Records from a data source
(begin)
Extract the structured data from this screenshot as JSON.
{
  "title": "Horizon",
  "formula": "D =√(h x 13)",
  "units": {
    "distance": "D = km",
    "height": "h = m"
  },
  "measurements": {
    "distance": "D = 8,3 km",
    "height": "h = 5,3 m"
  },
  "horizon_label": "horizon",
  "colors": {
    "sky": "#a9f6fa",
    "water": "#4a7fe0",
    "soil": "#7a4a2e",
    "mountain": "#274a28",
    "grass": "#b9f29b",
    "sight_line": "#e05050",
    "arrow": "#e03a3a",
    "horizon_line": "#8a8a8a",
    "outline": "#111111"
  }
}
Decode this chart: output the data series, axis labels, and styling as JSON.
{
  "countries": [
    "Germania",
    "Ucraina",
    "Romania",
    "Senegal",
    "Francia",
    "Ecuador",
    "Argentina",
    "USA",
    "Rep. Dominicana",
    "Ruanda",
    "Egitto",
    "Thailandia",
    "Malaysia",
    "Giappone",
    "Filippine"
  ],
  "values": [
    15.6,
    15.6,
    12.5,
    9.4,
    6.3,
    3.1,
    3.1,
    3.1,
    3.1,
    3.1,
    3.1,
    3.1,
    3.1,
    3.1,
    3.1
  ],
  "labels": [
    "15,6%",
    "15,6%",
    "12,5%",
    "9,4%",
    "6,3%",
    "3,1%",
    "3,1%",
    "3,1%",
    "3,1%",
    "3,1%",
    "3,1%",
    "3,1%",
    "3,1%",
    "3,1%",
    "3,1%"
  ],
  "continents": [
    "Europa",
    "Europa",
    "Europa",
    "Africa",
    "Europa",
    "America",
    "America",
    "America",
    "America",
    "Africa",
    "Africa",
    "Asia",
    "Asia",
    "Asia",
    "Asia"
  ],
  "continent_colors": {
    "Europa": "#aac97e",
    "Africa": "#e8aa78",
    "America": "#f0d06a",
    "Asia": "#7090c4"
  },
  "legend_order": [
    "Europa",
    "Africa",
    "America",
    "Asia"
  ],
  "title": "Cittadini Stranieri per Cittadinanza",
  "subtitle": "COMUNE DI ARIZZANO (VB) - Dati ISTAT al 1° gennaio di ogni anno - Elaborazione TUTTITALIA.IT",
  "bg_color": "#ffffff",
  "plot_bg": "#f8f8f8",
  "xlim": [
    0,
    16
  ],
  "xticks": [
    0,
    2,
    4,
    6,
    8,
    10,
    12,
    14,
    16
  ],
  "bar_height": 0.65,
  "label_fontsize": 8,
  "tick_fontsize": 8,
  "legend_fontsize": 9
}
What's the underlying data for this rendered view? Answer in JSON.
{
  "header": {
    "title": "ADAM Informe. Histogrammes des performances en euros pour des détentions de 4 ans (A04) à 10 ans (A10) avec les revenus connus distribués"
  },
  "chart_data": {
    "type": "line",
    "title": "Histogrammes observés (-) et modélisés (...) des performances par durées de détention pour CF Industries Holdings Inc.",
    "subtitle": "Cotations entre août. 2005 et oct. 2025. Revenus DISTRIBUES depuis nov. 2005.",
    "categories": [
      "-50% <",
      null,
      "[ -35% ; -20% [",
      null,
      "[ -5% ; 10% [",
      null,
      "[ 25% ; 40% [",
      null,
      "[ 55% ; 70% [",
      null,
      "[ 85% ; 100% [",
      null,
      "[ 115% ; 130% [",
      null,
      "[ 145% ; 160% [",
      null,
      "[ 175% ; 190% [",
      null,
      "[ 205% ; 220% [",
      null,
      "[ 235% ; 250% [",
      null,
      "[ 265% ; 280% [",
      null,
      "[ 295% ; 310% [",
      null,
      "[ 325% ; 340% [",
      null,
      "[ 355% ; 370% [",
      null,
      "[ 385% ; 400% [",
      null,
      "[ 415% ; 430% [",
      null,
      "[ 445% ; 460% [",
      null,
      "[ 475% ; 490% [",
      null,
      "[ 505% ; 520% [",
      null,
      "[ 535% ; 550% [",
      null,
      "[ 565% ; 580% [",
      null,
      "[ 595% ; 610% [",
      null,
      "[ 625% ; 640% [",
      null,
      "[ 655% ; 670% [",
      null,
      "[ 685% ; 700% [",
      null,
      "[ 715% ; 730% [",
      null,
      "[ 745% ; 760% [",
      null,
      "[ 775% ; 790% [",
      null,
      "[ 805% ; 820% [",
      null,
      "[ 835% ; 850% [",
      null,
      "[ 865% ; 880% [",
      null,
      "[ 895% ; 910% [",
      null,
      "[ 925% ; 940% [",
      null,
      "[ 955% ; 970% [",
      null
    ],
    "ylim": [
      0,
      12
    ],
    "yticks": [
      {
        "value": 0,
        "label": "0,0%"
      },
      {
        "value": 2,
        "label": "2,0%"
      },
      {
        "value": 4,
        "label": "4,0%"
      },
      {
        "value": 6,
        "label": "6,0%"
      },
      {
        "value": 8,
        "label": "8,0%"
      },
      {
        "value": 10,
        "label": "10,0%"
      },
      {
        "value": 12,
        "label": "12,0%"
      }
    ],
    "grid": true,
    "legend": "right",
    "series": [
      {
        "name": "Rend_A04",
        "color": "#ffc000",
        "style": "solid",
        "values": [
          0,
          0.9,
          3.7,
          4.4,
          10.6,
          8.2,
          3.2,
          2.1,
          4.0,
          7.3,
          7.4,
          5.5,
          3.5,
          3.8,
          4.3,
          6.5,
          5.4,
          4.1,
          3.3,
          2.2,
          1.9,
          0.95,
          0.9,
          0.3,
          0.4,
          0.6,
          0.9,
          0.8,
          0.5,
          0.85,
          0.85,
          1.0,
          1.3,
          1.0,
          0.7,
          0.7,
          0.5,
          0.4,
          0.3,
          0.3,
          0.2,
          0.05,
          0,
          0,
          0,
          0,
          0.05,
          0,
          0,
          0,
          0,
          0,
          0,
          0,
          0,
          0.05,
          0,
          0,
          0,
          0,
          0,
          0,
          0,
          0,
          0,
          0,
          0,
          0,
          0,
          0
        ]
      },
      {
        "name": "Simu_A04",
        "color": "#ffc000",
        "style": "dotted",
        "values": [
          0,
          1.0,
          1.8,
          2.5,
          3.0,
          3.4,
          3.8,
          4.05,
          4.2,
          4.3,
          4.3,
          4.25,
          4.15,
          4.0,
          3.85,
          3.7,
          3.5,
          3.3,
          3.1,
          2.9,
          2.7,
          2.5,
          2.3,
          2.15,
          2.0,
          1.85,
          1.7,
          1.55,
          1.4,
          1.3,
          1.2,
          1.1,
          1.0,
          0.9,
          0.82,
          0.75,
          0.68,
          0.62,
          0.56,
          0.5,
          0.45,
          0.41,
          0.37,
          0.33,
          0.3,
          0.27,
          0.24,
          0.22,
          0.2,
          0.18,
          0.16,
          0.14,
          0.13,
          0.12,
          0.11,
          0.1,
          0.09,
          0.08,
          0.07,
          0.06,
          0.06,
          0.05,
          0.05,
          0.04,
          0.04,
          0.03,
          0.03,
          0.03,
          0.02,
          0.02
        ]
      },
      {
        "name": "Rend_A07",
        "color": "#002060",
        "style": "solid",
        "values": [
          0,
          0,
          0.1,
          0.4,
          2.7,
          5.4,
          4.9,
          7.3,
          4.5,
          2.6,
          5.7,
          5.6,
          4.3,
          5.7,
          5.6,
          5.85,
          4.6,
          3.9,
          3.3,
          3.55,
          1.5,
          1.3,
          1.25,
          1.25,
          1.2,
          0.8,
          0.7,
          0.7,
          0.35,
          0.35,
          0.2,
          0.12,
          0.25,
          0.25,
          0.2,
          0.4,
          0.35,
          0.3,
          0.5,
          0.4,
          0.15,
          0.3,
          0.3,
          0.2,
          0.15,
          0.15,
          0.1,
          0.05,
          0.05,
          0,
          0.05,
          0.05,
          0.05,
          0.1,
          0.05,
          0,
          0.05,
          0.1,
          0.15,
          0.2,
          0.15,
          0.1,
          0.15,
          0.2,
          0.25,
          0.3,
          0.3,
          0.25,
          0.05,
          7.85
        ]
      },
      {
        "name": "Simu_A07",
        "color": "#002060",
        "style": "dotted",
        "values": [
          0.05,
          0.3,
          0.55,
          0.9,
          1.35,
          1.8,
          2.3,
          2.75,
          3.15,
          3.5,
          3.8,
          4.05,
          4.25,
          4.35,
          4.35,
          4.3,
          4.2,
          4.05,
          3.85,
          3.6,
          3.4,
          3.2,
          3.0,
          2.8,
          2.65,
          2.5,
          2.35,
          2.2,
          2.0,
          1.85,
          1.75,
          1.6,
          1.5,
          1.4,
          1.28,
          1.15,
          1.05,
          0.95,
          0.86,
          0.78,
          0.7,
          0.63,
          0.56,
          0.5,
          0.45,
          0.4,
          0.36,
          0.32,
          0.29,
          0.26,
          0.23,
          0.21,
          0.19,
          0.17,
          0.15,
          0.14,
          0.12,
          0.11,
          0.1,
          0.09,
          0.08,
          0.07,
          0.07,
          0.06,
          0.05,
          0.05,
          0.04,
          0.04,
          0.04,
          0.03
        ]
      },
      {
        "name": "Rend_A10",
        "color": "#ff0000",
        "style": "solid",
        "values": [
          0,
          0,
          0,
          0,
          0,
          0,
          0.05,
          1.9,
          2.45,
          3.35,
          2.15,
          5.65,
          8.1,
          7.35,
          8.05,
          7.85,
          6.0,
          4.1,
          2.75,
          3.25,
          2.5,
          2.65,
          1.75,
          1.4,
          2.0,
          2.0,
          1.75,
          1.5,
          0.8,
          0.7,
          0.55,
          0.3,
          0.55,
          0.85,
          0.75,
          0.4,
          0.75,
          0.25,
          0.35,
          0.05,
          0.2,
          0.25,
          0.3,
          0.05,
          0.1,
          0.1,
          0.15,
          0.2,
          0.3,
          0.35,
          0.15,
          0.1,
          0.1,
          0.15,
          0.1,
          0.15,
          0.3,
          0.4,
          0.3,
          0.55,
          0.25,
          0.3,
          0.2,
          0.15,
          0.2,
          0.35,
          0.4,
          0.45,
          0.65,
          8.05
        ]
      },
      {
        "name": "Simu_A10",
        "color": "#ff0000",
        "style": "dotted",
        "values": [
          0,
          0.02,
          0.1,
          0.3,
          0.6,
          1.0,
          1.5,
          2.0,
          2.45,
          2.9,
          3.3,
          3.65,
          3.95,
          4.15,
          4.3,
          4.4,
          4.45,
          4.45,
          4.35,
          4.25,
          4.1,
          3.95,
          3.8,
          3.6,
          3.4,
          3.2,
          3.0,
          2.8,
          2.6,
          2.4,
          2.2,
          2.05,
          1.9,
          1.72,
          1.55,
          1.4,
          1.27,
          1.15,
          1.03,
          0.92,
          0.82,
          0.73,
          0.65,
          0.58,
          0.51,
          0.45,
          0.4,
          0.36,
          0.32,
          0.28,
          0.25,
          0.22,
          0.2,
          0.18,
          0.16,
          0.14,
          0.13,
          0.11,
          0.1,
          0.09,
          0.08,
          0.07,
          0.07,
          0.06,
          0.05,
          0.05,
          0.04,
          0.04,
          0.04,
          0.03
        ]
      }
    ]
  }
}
(end)
Direction:
Where a line in the material contains "labels", copy that line.

Expected output:
Decode this chart: output the data series, axis labels, and styling as JSON.
  "labels": [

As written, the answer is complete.